Repeat the entries that follow verbatim, without any of their pictures.
=======
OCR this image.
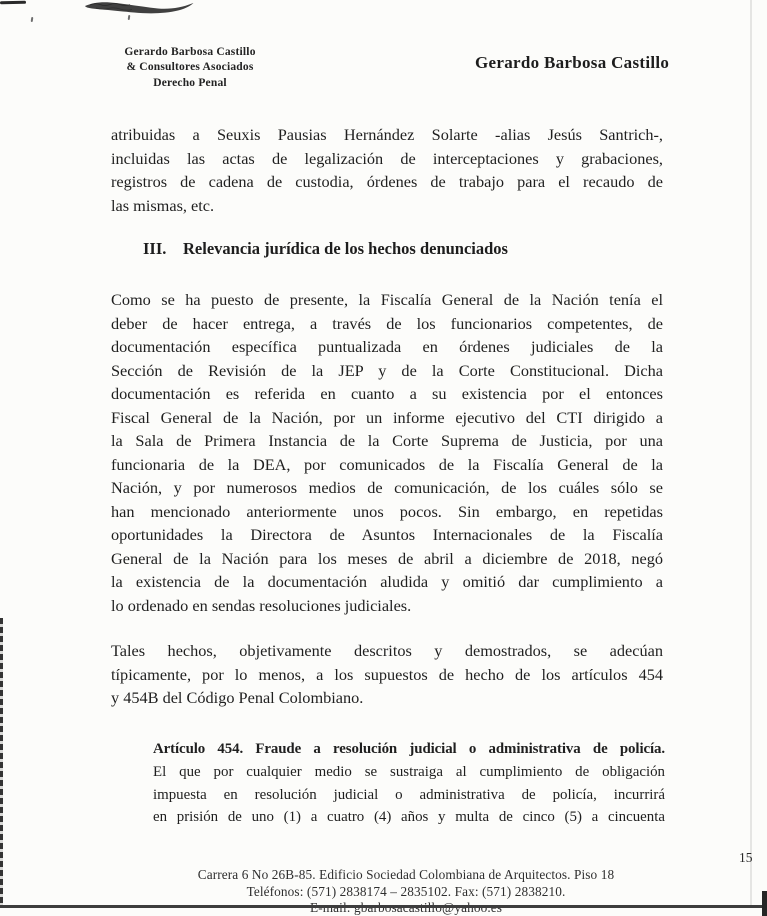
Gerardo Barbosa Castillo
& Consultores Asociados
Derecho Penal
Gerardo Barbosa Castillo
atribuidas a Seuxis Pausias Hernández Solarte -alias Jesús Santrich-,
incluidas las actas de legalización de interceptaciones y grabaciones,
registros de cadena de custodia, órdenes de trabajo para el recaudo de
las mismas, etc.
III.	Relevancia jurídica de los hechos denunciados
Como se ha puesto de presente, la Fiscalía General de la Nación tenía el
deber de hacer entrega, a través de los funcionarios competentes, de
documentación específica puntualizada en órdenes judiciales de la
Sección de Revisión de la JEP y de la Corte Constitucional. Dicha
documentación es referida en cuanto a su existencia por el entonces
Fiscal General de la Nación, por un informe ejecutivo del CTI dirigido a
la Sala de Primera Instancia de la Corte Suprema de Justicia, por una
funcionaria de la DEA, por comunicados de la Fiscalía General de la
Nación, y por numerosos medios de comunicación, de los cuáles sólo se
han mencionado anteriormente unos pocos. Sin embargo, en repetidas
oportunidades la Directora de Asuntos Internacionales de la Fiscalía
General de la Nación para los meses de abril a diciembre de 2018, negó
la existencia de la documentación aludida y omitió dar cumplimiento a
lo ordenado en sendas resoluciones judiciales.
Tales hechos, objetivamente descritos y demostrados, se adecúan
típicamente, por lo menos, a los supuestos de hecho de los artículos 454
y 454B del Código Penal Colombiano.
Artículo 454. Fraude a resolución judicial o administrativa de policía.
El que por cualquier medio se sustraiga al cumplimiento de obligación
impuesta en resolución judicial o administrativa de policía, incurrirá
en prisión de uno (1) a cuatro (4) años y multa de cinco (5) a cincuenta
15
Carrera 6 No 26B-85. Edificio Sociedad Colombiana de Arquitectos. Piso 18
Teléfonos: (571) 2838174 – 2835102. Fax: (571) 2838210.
=======
*Answer for this exercise*:
OCR this image.
Gerardo Barbosa Castillo
& Consultores Asociados
Derecho Penal
Gerardo Barbosa Castillo
atribuidas a Seuxis Pausias Hernández Solarte -alias Jesús Santrich-,
incluidas las actas de legalización de interceptaciones y grabaciones,
registros de cadena de custodia, órdenes de trabajo para el recaudo de
las mismas, etc.
III.	Relevancia jurídica de los hechos denunciados
Como se ha puesto de presente, la Fiscalía General de la Nación tenía el
deber de hacer entrega, a través de los funcionarios competentes, de
documentación específica puntualizada en órdenes judiciales de la
Sección de Revisión de la JEP y de la Corte Constitucional. Dicha
documentación es referida en cuanto a su existencia por el entonces
Fiscal General de la Nación, por un informe ejecutivo del CTI dirigido a
la Sala de Primera Instancia de la Corte Suprema de Justicia, por una
funcionaria de la DEA, por comunicados de la Fiscalía General de la
Nación, y por numerosos medios de comunicación, de los cuáles sólo se
han mencionado anteriormente unos pocos. Sin embargo, en repetidas
oportunidades la Directora de Asuntos Internacionales de la Fiscalía
General de la Nación para los meses de abril a diciembre de 2018, negó
la existencia de la documentación aludida y omitió dar cumplimiento a
lo ordenado en sendas resoluciones judiciales.
Tales hechos, objetivamente descritos y demostrados, se adecúan
típicamente, por lo menos, a los supuestos de hecho de los artículos 454
y 454B del Código Penal Colombiano.
Artículo 454. Fraude a resolución judicial o administrativa de policía.
El que por cualquier medio se sustraiga al cumplimiento de obligación
impuesta en resolución judicial o administrativa de policía, incurrirá
en prisión de uno (1) a cuatro (4) años y multa de cinco (5) a cincuenta
15
Carrera 6 No 26B-85. Edificio Sociedad Colombiana de Arquitectos. Piso 18
Teléfonos: (571) 2838174 – 2835102. Fax: (571) 2838210.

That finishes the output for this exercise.